• Task description
Identify the lines that contain the string "open", then copy each of them.

• Data tied to figure images
——————

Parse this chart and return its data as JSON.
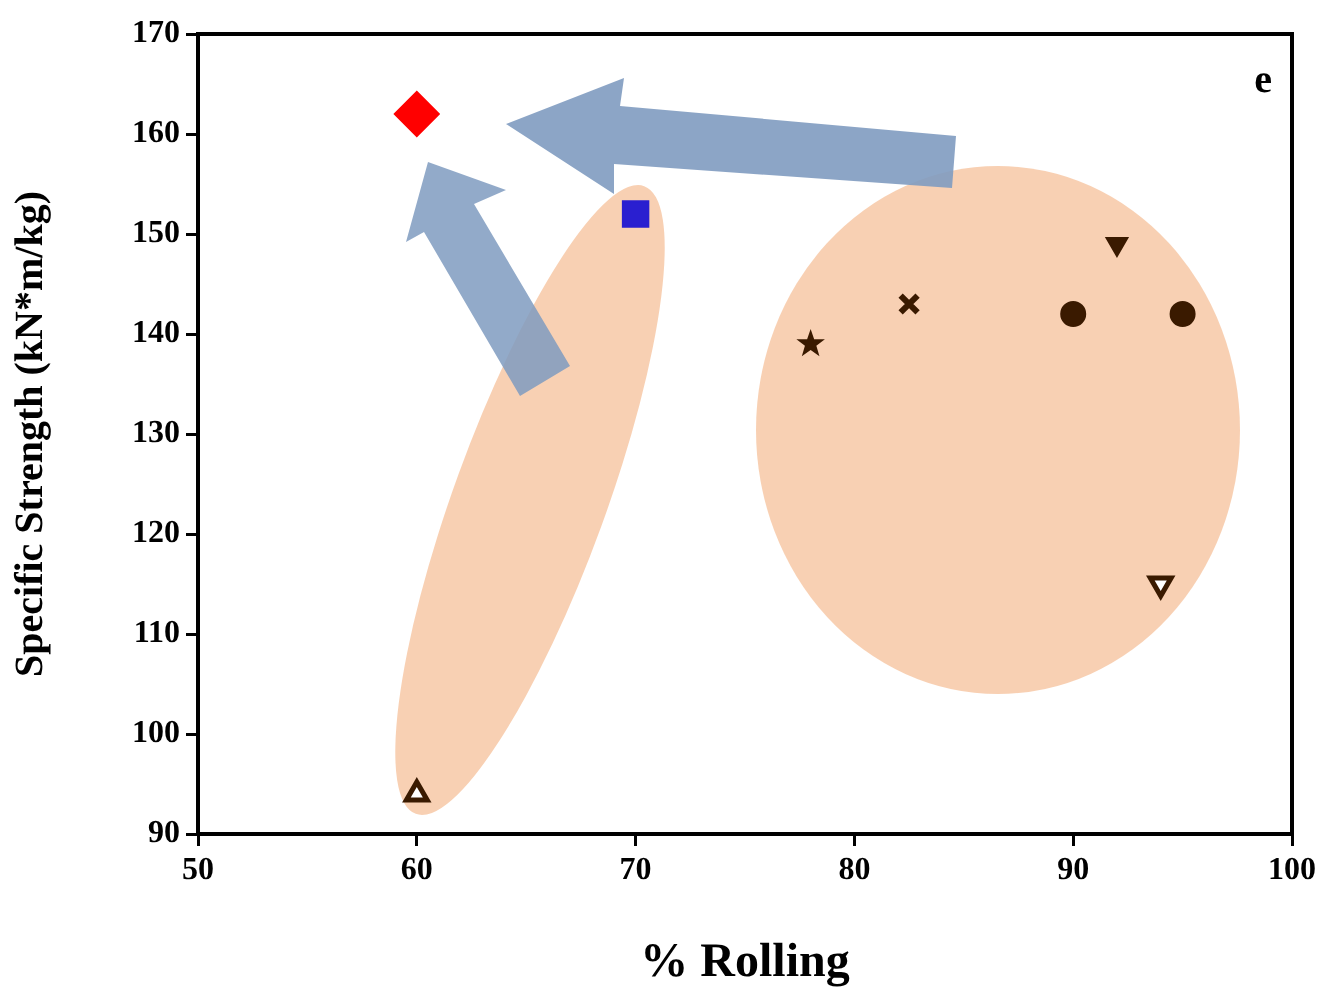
{
  "chart_data": {
    "type": "scatter",
    "xlabel": "% Rolling",
    "ylabel": "Specific Strength (kN*m/kg)",
    "annotations": [
      "e"
    ],
    "xlim": [
      50,
      100
    ],
    "xticks": [
      50,
      60,
      70,
      80,
      90,
      100
    ],
    "ylim": [
      90,
      170
    ],
    "yticks": [
      90,
      100,
      110,
      120,
      130,
      140,
      150,
      160,
      170
    ],
    "grid": false,
    "legend": false,
    "series": [
      {
        "x": [
          60
        ],
        "values": [
          162
        ],
        "color": "#ff0000",
        "marker": "diamond"
      },
      {
        "x": [
          70
        ],
        "values": [
          152
        ],
        "color": "#2a1fd0",
        "marker": "square"
      },
      {
        "x": [
          60
        ],
        "values": [
          94
        ],
        "color": "#3a1a00",
        "marker": "triangle-open"
      },
      {
        "x": [
          78
        ],
        "values": [
          139
        ],
        "color": "#3a1a00",
        "marker": "star"
      },
      {
        "x": [
          82.5
        ],
        "values": [
          143
        ],
        "color": "#3a1a00",
        "marker": "cross"
      },
      {
        "x": [
          90
        ],
        "values": [
          142
        ],
        "color": "#3a1a00",
        "marker": "circle"
      },
      {
        "x": [
          95
        ],
        "values": [
          142
        ],
        "color": "#3a1a00",
        "marker": "circle"
      },
      {
        "x": [
          92
        ],
        "values": [
          149
        ],
        "color": "#3a1a00",
        "marker": "triangle-down"
      },
      {
        "x": [
          94
        ],
        "values": [
          115
        ],
        "color": "#3a1a00",
        "marker": "triangle-down-open"
      }
    ]
  }
}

——————

• Task response
        "marker": "triangle-open"
        "marker": "triangle-down-open"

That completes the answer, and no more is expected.